YOUR TASK » Every record must be repeated exactly, with no omission.

Collected data
####
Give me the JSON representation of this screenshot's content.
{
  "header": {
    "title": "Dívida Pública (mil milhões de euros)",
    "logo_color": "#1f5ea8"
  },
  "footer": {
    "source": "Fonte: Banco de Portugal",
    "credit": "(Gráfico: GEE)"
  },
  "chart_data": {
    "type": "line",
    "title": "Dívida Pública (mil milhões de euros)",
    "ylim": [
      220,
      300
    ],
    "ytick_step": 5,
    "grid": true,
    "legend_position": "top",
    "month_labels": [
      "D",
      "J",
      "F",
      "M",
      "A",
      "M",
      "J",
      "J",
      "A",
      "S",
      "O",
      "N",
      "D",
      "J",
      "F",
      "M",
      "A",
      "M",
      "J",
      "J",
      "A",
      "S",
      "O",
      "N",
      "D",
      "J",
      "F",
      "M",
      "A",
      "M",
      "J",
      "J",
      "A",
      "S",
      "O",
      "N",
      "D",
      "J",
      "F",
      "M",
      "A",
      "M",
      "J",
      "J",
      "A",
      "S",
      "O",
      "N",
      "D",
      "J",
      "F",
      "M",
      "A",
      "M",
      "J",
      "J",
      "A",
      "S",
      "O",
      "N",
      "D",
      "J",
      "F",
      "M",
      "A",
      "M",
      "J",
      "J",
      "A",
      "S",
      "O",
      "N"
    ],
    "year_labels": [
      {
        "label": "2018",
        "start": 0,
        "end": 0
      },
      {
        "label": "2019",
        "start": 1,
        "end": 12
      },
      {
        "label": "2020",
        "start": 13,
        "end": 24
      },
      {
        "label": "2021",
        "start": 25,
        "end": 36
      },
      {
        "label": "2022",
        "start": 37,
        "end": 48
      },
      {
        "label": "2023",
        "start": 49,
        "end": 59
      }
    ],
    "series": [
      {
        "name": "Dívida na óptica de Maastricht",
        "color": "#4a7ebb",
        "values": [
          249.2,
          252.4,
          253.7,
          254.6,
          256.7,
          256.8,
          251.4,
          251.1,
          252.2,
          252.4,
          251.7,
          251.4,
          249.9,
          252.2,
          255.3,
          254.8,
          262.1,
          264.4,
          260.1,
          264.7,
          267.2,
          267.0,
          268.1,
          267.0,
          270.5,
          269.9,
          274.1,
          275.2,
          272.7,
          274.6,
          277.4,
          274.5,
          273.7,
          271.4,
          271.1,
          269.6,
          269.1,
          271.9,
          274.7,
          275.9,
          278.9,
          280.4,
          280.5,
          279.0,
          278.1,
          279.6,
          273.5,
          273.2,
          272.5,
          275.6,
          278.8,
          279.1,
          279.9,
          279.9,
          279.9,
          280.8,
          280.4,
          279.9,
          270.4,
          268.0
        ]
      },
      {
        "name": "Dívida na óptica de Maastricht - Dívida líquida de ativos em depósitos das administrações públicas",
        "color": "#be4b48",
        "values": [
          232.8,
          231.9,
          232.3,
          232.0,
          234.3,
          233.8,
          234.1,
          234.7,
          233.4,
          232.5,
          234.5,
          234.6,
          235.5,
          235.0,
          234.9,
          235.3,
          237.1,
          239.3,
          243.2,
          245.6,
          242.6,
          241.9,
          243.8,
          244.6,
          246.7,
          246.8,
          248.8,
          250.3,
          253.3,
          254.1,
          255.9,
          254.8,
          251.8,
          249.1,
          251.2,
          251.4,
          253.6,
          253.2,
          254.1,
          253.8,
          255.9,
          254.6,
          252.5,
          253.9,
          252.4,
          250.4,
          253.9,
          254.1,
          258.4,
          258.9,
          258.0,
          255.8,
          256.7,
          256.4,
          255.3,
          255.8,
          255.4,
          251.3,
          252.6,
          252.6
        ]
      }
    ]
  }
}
####
EXERCISE SOLUTION »
Give me the JSON representation of this screenshot's content.
{
  "header": {
    "title": "Dívida Pública (mil milhões de euros)",
    "logo_color": "#1f5ea8"
  },
  "footer": {
    "source": "Fonte: Banco de Portugal",
    "credit": "(Gráfico: GEE)"
  },
  "chart_data": {
    "type": "line",
    "title": "Dívida Pública (mil milhões de euros)",
    "ylim": [
      220,
      300
    ],
    "ytick_step": 5,
    "grid": true,
    "legend_position": "top",
    "month_labels": [
      "D",
      "J",
      "F",
      "M",
      "A",
      "M",
      "J",
      "J",
      "A",
      "S",
      "O",
      "N",
      "D",
      "J",
      "F",
      "M",
      "A",
      "M",
      "J",
      "J",
      "A",
      "S",
      "O",
      "N",
      "D",
      "J",
      "F",
      "M",
      "A",
      "M",
      "J",
      "J",
      "A",
      "S",
      "O",
      "N",
      "D",
      "J",
      "F",
      "M",
      "A",
      "M",
      "J",
      "J",
      "A",
      "S",
      "O",
      "N",
      "D",
      "J",
      "F",
      "M",
      "A",
      "M",
      "J",
      "J",
      "A",
      "S",
      "O",
      "N",
      "D",
      "J",
      "F",
      "M",
      "A",
      "M",
      "J",
      "J",
      "A",
      "S",
      "O",
      "N"
    ],
    "year_labels": [
      {
        "label": "2018",
        "start": 0,
        "end": 0
      },
      {
        "label": "2019",
        "start": 1,
        "end": 12
      },
      {
        "label": "2020",
        "start": 13,
        "end": 24
      },
      {
        "label": "2021",
        "start": 25,
        "end": 36
      },
      {
        "label": "2022",
        "start": 37,
        "end": 48
      },
      {
        "label": "2023",
        "start": 49,
        "end": 59
      }
    ],
    "series": [
      {
        "name": "Dívida na óptica de Maastricht",
        "color": "#4a7ebb",
        "values": [
          249.2,
          252.4,
          253.7,
          254.6,
          256.7,
          256.8,
          251.4,
          251.1,
          252.2,
          252.4,
          251.7,
          251.4,
          249.9,
          252.2,
          255.3,
          254.8,
          262.1,
          264.4,
          260.1,
          264.7,
          267.2,
          267.0,
          268.1,
          267.0,
          270.5,
          269.9,
          274.1,
          275.2,
          272.7,
          274.6,
          277.4,
          274.5,
          273.7,
          271.4,
          271.1,
          269.6,
          269.1,
          271.9,
          274.7,
          275.9,
          278.9,
          280.4,
          280.5,
          279.0,
          278.1,
          279.6,
          273.5,
          273.2,
          272.5,
          275.6,
          278.8,
          279.1,
          279.9,
          279.9,
          279.9,
          280.8,
          280.4,
          279.9,
          270.4,
          268.0
        ]
      },
      {
        "name": "Dívida na óptica de Maastricht - Dívida líquida de ativos em depósitos das administrações públicas",
        "color": "#be4b48",
        "values": [
          232.8,
          231.9,
          232.3,
          232.0,
          234.3,
          233.8,
          234.1,
          234.7,
          233.4,
          232.5,
          234.5,
          234.6,
          235.5,
          235.0,
          234.9,
          235.3,
          237.1,
          239.3,
          243.2,
          245.6,
          242.6,
          241.9,
          243.8,
          244.6,
          246.7,
          246.8,
          248.8,
          250.3,
          253.3,
          254.1,
          255.9,
          254.8,
          251.8,
          249.1,
          251.2,
          251.4,
          253.6,
          253.2,
          254.1,
          253.8,
          255.9,
          254.6,
          252.5,
          253.9,
          252.4,
          250.4,
          253.9,
          254.1,
          258.4,
          258.9,
          258.0,
          255.8,
          256.7,
          256.4,
          255.3,
          255.8,
          255.4,
          251.3,
          252.6,
          252.6
        ]
      }
    ]
  }
}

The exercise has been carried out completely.